**Given data:**

#####

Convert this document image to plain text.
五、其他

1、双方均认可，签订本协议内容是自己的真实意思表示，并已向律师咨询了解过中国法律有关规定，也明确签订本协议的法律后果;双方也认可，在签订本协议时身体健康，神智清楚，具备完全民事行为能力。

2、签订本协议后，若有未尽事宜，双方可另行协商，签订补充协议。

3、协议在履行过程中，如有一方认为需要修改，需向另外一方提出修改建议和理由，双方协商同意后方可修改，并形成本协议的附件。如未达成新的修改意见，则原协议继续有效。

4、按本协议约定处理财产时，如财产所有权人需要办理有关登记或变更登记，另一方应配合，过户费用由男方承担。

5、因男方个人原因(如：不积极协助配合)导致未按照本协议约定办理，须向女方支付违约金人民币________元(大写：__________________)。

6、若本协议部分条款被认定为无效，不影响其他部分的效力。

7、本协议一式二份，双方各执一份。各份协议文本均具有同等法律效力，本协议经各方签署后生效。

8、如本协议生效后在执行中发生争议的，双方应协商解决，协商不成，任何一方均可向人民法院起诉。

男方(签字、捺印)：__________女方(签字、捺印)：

#####

**Task requirements:** Reproduce the entire listing word for word.

**The completed task:**
Convert this document image to plain text.
五、其他

1、双方均认可，签订本协议内容是自己的真实意思表示，并已向律师咨询了解过中国法律有关规定，也明确签订本协议的法律后果;双方也认可，在签订本协议时身体健康，神智清楚，具备完全民事行为能力。

2、签订本协议后，若有未尽事宜，双方可另行协商，签订补充协议。

3、协议在履行过程中，如有一方认为需要修改，需向另外一方提出修改建议和理由，双方协商同意后方可修改，并形成本协议的附件。如未达成新的修改意见，则原协议继续有效。

4、按本协议约定处理财产时，如财产所有权人需要办理有关登记或变更登记，另一方应配合，过户费用由男方承担。

5、因男方个人原因(如：不积极协助配合)导致未按照本协议约定办理，须向女方支付违约金人民币________元(大写：__________________)。

6、若本协议部分条款被认定为无效，不影响其他部分的效力。

7、本协议一式二份，双方各执一份。各份协议文本均具有同等法律效力，本协议经各方签署后生效。

8、如本协议生效后在执行中发生争议的，双方应协商解决，协商不成，任何一方均可向人民法院起诉。

男方(签字、捺印)：__________女方(签字、捺印)：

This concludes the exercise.